Exercise -
Word for word, set down the records and skip each picture.

Supplied entries -
___

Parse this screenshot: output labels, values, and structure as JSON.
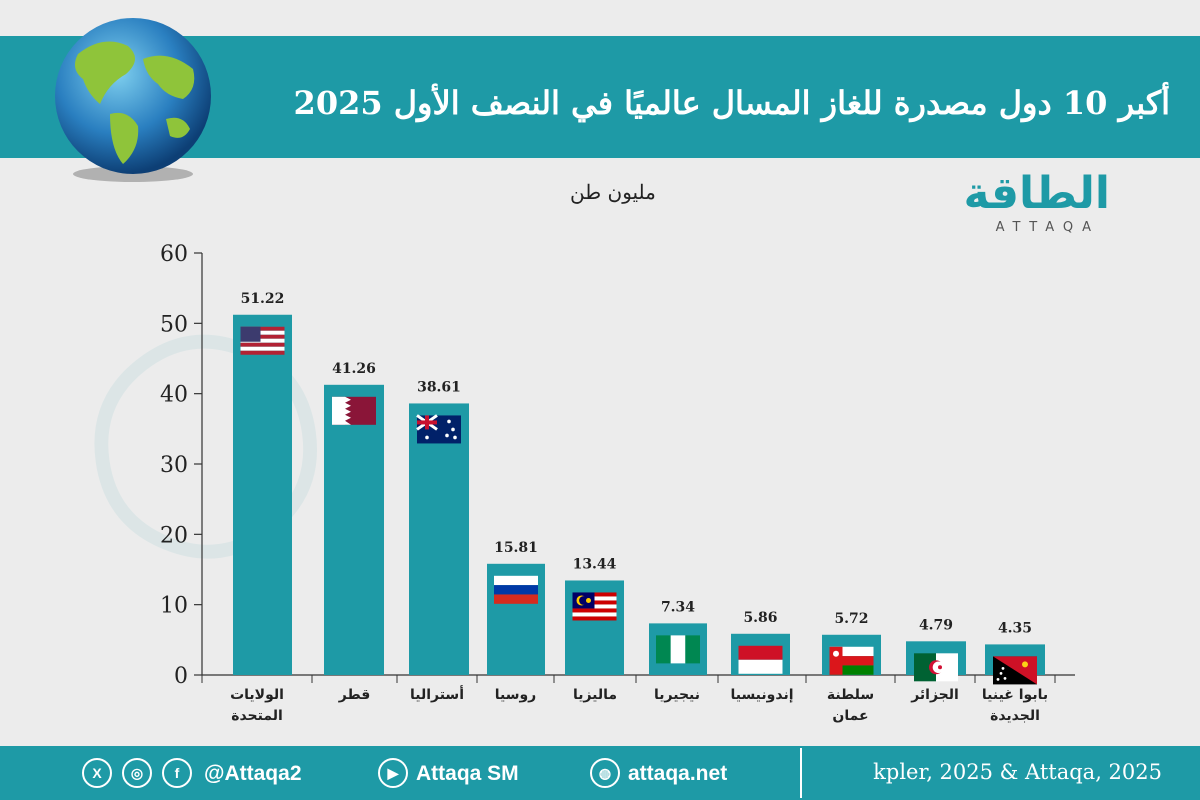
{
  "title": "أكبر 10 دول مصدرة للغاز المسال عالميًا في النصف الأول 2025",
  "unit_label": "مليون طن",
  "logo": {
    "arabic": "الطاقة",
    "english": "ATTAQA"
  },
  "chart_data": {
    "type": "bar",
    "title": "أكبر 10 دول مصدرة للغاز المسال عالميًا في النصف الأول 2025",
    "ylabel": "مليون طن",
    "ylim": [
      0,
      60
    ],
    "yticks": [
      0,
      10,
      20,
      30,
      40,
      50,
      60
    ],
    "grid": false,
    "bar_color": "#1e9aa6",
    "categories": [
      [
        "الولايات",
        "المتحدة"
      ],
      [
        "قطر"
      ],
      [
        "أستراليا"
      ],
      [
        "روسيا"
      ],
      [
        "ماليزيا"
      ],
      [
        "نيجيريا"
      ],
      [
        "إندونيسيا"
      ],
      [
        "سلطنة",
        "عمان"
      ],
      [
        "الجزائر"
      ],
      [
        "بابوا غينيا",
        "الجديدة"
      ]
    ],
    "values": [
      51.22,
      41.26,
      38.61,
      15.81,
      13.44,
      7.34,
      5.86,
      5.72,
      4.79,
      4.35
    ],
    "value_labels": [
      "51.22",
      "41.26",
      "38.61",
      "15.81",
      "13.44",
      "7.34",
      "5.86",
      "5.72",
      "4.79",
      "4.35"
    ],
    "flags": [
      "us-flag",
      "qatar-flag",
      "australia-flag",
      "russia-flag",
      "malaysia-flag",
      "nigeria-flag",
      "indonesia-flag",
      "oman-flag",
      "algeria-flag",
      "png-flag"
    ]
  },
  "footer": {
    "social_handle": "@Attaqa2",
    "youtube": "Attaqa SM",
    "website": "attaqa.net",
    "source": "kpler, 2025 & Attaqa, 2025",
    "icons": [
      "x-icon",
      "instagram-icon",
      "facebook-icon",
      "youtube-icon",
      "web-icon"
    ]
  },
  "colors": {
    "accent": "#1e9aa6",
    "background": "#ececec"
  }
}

___

Task result -
Parse this screenshot: output labels, values, and structure as JSON.
{
  "title": "أكبر 10 دول مصدرة للغاز المسال عالميًا في النصف الأول 2025",
  "unit_label": "مليون طن",
  "logo": {
    "arabic": "الطاقة",
    "english": "ATTAQA"
  },
  "chart_data": {
    "type": "bar",
    "title": "أكبر 10 دول مصدرة للغاز المسال عالميًا في النصف الأول 2025",
    "ylabel": "مليون طن",
    "ylim": [
      0,
      60
    ],
    "yticks": [
      0,
      10,
      20,
      30,
      40,
      50,
      60
    ],
    "grid": false,
    "bar_color": "#1e9aa6",
    "categories": [
      [
        "الولايات",
        "المتحدة"
      ],
      [
        "قطر"
      ],
      [
        "أستراليا"
      ],
      [
        "روسيا"
      ],
      [
        "ماليزيا"
      ],
      [
        "نيجيريا"
      ],
      [
        "إندونيسيا"
      ],
      [
        "سلطنة",
        "عمان"
      ],
      [
        "الجزائر"
      ],
      [
        "بابوا غينيا",
        "الجديدة"
      ]
    ],
    "values": [
      51.22,
      41.26,
      38.61,
      15.81,
      13.44,
      7.34,
      5.86,
      5.72,
      4.79,
      4.35
    ],
    "value_labels": [
      "51.22",
      "41.26",
      "38.61",
      "15.81",
      "13.44",
      "7.34",
      "5.86",
      "5.72",
      "4.79",
      "4.35"
    ],
    "flags": [
      "us-flag",
      "qatar-flag",
      "australia-flag",
      "russia-flag",
      "malaysia-flag",
      "nigeria-flag",
      "indonesia-flag",
      "oman-flag",
      "algeria-flag",
      "png-flag"
    ]
  },
  "footer": {
    "social_handle": "@Attaqa2",
    "youtube": "Attaqa SM",
    "website": "attaqa.net",
    "source": "kpler, 2025 & Attaqa, 2025",
    "icons": [
      "x-icon",
      "instagram-icon",
      "facebook-icon",
      "youtube-icon",
      "web-icon"
    ]
  },
  "colors": {
    "accent": "#1e9aa6",
    "background": "#ececec"
  }
}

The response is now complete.